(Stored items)
[start]

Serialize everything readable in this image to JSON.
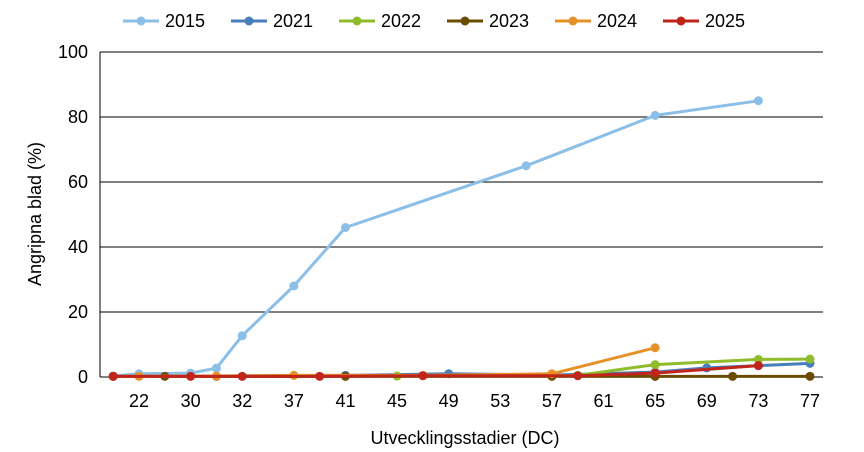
{
  "chart_data": {
    "type": "line",
    "title": "",
    "xlabel": "Utvecklingsstadier (DC)",
    "ylabel": "Angripna blad (%)",
    "ylim": [
      0,
      100
    ],
    "yticks": [
      "0",
      "20",
      "40",
      "60",
      "80",
      "100"
    ],
    "categories": [
      "22",
      "30",
      "32",
      "37",
      "41",
      "45",
      "49",
      "53",
      "57",
      "61",
      "65",
      "69",
      "73",
      "77"
    ],
    "grid": "horizontal",
    "legend_position": "top",
    "series": [
      {
        "name": "2015",
        "color": "#8cbfe8",
        "points": [
          [
            18,
            0.3
          ],
          [
            22,
            1
          ],
          [
            30,
            1.2
          ],
          [
            31,
            2.7
          ],
          [
            32,
            12.7
          ],
          [
            37,
            28
          ],
          [
            41,
            46
          ],
          [
            55,
            65
          ],
          [
            65,
            80.5
          ],
          [
            73,
            85
          ]
        ]
      },
      {
        "name": "2021",
        "color": "#4a7ebb",
        "points": [
          [
            18,
            0.2
          ],
          [
            41,
            0.5
          ],
          [
            49,
            1
          ],
          [
            57,
            0.6
          ],
          [
            65,
            1.5
          ],
          [
            69,
            2.8
          ],
          [
            73,
            3.5
          ],
          [
            77,
            4.2
          ]
        ]
      },
      {
        "name": "2022",
        "color": "#8fbc2b",
        "points": [
          [
            18,
            0.2
          ],
          [
            45,
            0.3
          ],
          [
            59,
            0.5
          ],
          [
            65,
            3.8
          ],
          [
            73,
            5.4
          ],
          [
            77,
            5.5
          ]
        ]
      },
      {
        "name": "2023",
        "color": "#6b4c00",
        "points": [
          [
            18,
            0.2
          ],
          [
            26,
            0.2
          ],
          [
            31,
            0.2
          ],
          [
            41,
            0.2
          ],
          [
            57,
            0.2
          ],
          [
            65,
            0.2
          ],
          [
            71,
            0.2
          ],
          [
            77,
            0.2
          ]
        ]
      },
      {
        "name": "2024",
        "color": "#e59127",
        "points": [
          [
            18,
            0.2
          ],
          [
            22,
            0.2
          ],
          [
            31,
            0.3
          ],
          [
            37,
            0.5
          ],
          [
            47,
            0.5
          ],
          [
            57,
            1
          ],
          [
            65,
            9
          ]
        ]
      },
      {
        "name": "2025",
        "color": "#c0241a",
        "points": [
          [
            18,
            0.2
          ],
          [
            30,
            0.2
          ],
          [
            32,
            0.2
          ],
          [
            39,
            0.2
          ],
          [
            47,
            0.4
          ],
          [
            59,
            0.4
          ],
          [
            65,
            1.2
          ],
          [
            73,
            3.5
          ]
        ]
      }
    ]
  }
}
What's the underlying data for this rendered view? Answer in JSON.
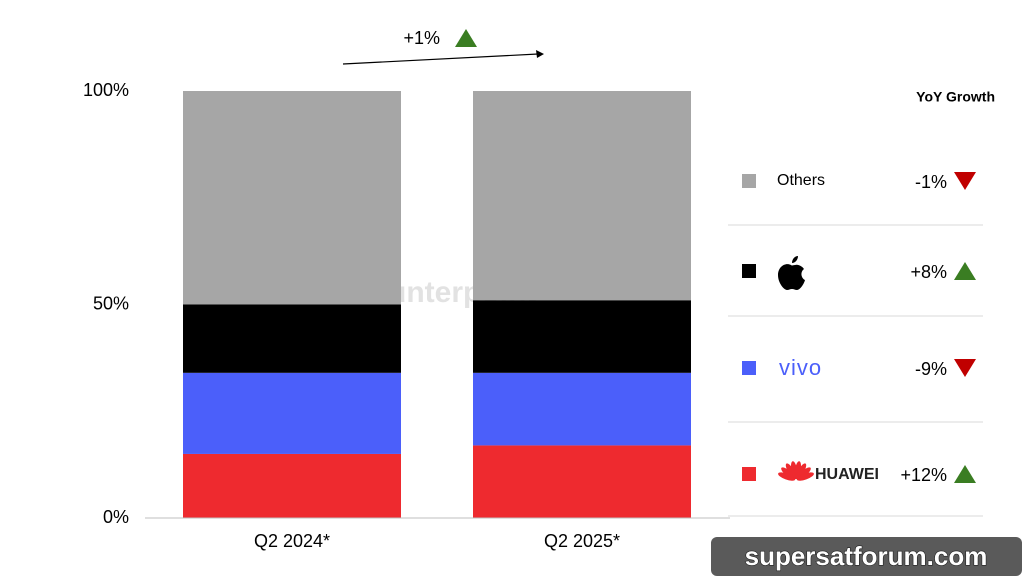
{
  "chart_data": {
    "type": "stacked_bar",
    "categories": [
      "Q2 2024*",
      "Q2 2025*"
    ],
    "series": [
      {
        "name": "HUAWEI",
        "color": "#ee2a2f",
        "values": [
          15,
          17
        ],
        "growth": 12,
        "growth_label": "+12%"
      },
      {
        "name": "vivo",
        "color": "#4b5ffa",
        "values": [
          19,
          17
        ],
        "growth": -9,
        "growth_label": "-9%"
      },
      {
        "name": null,
        "color": "#000000",
        "values": [
          16,
          17
        ],
        "growth": 8,
        "growth_label": "+8%"
      },
      {
        "name": "Others",
        "color": "#a6a6a6",
        "values": [
          50,
          49
        ],
        "growth": -1,
        "growth_label": "-1%"
      }
    ],
    "ylim": [
      0,
      100
    ],
    "yticks": [
      {
        "value": 0,
        "label": "0%"
      },
      {
        "value": 50,
        "label": "50%"
      },
      {
        "value": 100,
        "label": "100%"
      }
    ],
    "growth_header": "YoY Growth",
    "total_growth": 1,
    "total_growth_label": "+1%",
    "up_color": "#3a7d22",
    "down_color": "#c00000",
    "watermark": "Counterpoint",
    "site_badge": "supersatforum.com"
  }
}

[end]

- [Written request]:
With the pictures left out, transcribe the material exactly.

- [The solution]:
Serialize everything readable in this image to JSON.
{
  "chart_data": {
    "type": "line",
    "title": "",
    "xlabel": "Utvecklingsstadier (DC)",
    "ylabel": "Angripna blad (%)",
    "ylim": [
      0,
      100
    ],
    "yticks": [
      "0",
      "20",
      "40",
      "60",
      "80",
      "100"
    ],
    "categories": [
      "22",
      "30",
      "32",
      "37",
      "41",
      "45",
      "49",
      "53",
      "57",
      "61",
      "65",
      "69",
      "73",
      "77"
    ],
    "grid": "horizontal",
    "legend_position": "top",
    "series": [
      {
        "name": "2015",
        "color": "#8cbfe8",
        "points": [
          [
            18,
            0.3
          ],
          [
            22,
            1
          ],
          [
            30,
            1.2
          ],
          [
            31,
            2.7
          ],
          [
            32,
            12.7
          ],
          [
            37,
            28
          ],
          [
            41,
            46
          ],
          [
            55,
            65
          ],
          [
            65,
            80.5
          ],
          [
            73,
            85
          ]
        ]
      },
      {
        "name": "2021",
        "color": "#4a7ebb",
        "points": [
          [
            18,
            0.2
          ],
          [
            41,
            0.5
          ],
          [
            49,
            1
          ],
          [
            57,
            0.6
          ],
          [
            65,
            1.5
          ],
          [
            69,
            2.8
          ],
          [
            73,
            3.5
          ],
          [
            77,
            4.2
          ]
        ]
      },
      {
        "name": "2022",
        "color": "#8fbc2b",
        "points": [
          [
            18,
            0.2
          ],
          [
            45,
            0.3
          ],
          [
            59,
            0.5
          ],
          [
            65,
            3.8
          ],
          [
            73,
            5.4
          ],
          [
            77,
            5.5
          ]
        ]
      },
      {
        "name": "2023",
        "color": "#6b4c00",
        "points": [
          [
            18,
            0.2
          ],
          [
            26,
            0.2
          ],
          [
            31,
            0.2
          ],
          [
            41,
            0.2
          ],
          [
            57,
            0.2
          ],
          [
            65,
            0.2
          ],
          [
            71,
            0.2
          ],
          [
            77,
            0.2
          ]
        ]
      },
      {
        "name": "2024",
        "color": "#e59127",
        "points": [
          [
            18,
            0.2
          ],
          [
            22,
            0.2
          ],
          [
            31,
            0.3
          ],
          [
            37,
            0.5
          ],
          [
            47,
            0.5
          ],
          [
            57,
            1
          ],
          [
            65,
            9
          ]
        ]
      },
      {
        "name": "2025",
        "color": "#c0241a",
        "points": [
          [
            18,
            0.2
          ],
          [
            30,
            0.2
          ],
          [
            32,
            0.2
          ],
          [
            39,
            0.2
          ],
          [
            47,
            0.4
          ],
          [
            59,
            0.4
          ],
          [
            65,
            1.2
          ],
          [
            73,
            3.5
          ]
        ]
      }
    ]
  }
}
What's the underlying data for this rendered view? Answer in JSON.
{
  "chart_data": {
    "type": "stacked_bar",
    "categories": [
      "Q2 2024*",
      "Q2 2025*"
    ],
    "series": [
      {
        "name": "HUAWEI",
        "color": "#ee2a2f",
        "values": [
          15,
          17
        ],
        "growth": 12,
        "growth_label": "+12%"
      },
      {
        "name": "vivo",
        "color": "#4b5ffa",
        "values": [
          19,
          17
        ],
        "growth": -9,
        "growth_label": "-9%"
      },
      {
        "name": null,
        "color": "#000000",
        "values": [
          16,
          17
        ],
        "growth": 8,
        "growth_label": "+8%"
      },
      {
        "name": "Others",
        "color": "#a6a6a6",
        "values": [
          50,
          49
        ],
        "growth": -1,
        "growth_label": "-1%"
      }
    ],
    "ylim": [
      0,
      100
    ],
    "yticks": [
      {
        "value": 0,
        "label": "0%"
      },
      {
        "value": 50,
        "label": "50%"
      },
      {
        "value": 100,
        "label": "100%"
      }
    ],
    "growth_header": "YoY Growth",
    "total_growth": 1,
    "total_growth_label": "+1%",
    "up_color": "#3a7d22",
    "down_color": "#c00000",
    "watermark": "Counterpoint",
    "site_badge": "supersatforum.com"
  }
}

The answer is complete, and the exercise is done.